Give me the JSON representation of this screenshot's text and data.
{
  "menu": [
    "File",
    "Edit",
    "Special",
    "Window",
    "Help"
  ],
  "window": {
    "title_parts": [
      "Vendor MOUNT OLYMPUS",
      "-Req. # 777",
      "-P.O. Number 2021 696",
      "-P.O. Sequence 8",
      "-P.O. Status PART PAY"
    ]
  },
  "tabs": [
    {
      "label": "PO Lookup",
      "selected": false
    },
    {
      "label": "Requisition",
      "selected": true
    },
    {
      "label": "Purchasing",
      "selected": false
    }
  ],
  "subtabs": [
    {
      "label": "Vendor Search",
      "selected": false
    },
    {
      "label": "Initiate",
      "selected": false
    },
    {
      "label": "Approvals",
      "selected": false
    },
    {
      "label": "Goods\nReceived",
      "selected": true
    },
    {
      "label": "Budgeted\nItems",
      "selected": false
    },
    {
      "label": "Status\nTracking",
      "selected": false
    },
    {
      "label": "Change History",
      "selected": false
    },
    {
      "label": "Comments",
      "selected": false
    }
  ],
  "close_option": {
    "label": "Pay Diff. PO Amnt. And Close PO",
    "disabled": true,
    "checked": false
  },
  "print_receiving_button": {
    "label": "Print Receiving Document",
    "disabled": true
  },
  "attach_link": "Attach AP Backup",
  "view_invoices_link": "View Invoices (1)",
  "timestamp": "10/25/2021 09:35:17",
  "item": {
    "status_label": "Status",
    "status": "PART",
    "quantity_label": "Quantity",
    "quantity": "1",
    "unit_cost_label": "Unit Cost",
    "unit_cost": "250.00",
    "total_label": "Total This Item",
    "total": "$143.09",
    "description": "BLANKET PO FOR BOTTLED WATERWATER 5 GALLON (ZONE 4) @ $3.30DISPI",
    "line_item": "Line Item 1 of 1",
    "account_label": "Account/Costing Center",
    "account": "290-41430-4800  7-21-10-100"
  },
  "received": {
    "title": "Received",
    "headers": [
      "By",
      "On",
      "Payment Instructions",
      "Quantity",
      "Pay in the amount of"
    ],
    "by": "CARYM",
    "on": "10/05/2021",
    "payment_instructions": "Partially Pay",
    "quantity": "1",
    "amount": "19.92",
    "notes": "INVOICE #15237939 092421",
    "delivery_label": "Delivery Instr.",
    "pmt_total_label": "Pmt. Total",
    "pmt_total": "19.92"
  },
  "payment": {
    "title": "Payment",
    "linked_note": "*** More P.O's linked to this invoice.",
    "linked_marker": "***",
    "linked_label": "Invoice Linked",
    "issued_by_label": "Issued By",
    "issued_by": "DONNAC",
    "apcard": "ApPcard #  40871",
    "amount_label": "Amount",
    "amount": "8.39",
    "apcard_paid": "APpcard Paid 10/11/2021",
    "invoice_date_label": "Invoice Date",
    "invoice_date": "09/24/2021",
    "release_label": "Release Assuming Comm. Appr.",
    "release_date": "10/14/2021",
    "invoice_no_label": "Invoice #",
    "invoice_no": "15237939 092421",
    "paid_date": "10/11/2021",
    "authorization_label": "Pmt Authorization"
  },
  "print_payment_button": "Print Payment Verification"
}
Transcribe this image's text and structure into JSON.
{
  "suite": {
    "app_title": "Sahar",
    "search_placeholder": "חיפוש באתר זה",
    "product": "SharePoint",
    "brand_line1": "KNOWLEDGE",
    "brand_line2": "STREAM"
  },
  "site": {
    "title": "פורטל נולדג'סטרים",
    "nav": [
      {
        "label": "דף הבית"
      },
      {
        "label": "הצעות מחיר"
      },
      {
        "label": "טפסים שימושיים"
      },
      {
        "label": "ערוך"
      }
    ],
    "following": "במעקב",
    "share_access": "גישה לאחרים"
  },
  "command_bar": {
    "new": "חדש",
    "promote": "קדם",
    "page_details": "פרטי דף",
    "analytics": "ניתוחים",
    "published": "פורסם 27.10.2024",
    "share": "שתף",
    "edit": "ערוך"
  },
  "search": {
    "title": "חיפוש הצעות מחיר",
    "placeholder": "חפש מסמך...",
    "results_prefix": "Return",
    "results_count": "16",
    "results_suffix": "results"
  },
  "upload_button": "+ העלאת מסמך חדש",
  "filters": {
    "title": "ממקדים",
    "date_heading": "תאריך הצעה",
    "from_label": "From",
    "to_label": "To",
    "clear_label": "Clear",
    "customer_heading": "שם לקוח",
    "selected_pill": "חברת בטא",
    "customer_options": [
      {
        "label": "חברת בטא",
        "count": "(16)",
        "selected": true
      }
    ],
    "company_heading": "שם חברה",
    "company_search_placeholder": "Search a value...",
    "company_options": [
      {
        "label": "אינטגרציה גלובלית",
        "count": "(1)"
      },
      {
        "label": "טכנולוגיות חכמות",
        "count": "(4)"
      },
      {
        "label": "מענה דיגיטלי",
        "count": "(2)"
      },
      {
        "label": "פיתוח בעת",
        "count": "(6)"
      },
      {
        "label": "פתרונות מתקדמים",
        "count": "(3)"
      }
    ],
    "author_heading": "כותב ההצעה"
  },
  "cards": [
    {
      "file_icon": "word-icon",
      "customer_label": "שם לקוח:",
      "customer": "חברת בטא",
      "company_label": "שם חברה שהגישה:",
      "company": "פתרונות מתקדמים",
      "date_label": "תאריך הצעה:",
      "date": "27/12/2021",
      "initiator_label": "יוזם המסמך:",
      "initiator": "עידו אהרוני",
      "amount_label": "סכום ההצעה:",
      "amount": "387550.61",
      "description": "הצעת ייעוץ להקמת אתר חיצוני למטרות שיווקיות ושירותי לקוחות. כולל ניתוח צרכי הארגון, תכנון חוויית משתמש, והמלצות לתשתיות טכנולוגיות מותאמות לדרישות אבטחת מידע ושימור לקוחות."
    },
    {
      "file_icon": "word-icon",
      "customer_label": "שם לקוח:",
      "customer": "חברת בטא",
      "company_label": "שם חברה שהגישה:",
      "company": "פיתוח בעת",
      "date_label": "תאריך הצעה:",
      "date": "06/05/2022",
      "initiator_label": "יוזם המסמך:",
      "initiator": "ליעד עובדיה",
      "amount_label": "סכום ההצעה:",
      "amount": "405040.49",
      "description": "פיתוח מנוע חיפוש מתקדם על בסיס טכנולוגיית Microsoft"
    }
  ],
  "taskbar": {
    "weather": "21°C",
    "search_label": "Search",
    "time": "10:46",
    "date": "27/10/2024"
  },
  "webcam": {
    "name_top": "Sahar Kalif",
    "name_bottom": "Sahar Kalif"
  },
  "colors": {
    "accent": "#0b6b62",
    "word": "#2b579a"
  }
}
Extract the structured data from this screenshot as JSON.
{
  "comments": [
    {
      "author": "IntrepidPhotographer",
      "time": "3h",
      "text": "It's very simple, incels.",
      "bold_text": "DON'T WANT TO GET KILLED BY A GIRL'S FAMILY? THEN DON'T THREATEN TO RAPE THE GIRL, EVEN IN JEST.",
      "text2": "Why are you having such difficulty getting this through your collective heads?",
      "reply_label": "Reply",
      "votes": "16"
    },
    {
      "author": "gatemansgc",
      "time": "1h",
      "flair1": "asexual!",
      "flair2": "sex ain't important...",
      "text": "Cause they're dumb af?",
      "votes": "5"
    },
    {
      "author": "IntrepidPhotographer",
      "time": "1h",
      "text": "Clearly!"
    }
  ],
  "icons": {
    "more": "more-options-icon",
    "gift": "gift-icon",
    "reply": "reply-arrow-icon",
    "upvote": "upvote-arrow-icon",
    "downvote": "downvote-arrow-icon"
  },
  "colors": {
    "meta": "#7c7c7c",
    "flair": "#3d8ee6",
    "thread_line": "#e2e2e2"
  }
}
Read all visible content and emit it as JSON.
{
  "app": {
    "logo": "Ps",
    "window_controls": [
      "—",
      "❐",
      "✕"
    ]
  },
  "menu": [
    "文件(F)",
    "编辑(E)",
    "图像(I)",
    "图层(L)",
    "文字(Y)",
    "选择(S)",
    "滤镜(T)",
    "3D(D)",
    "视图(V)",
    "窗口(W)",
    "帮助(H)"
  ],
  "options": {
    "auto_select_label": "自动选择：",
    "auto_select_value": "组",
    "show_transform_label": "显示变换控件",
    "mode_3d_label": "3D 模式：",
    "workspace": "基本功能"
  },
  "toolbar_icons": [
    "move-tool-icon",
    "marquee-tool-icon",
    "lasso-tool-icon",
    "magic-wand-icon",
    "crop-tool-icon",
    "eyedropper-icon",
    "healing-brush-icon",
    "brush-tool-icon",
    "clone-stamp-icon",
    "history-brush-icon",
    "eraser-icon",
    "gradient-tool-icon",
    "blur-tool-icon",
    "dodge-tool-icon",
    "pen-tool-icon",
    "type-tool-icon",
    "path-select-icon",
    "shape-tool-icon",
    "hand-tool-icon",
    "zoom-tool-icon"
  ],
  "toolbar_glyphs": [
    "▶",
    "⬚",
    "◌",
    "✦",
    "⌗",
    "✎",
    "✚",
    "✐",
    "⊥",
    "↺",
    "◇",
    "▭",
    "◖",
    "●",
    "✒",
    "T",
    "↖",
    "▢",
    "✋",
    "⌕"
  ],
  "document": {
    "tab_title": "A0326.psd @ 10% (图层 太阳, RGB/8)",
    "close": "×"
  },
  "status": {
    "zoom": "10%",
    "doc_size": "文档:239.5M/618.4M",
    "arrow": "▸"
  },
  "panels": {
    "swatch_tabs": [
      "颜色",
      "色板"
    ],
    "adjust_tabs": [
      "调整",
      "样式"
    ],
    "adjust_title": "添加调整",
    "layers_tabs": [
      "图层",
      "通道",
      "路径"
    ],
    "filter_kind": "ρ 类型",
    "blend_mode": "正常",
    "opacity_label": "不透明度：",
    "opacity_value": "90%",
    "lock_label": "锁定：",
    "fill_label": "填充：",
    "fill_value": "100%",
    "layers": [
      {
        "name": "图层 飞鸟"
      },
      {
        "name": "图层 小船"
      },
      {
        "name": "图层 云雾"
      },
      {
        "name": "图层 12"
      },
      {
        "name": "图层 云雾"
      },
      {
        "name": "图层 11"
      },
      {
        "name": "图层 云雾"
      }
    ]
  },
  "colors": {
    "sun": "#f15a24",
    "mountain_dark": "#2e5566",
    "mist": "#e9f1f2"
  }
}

━━━━

▶ _WORK TO BE COMPLETED_: Filter the entries down to the lines with the word "הצעות" in them.

▶ _EXERCISE RESULT_:
        "label": "הצעות מחיר"
    "title": "חיפוש הצעות מחיר",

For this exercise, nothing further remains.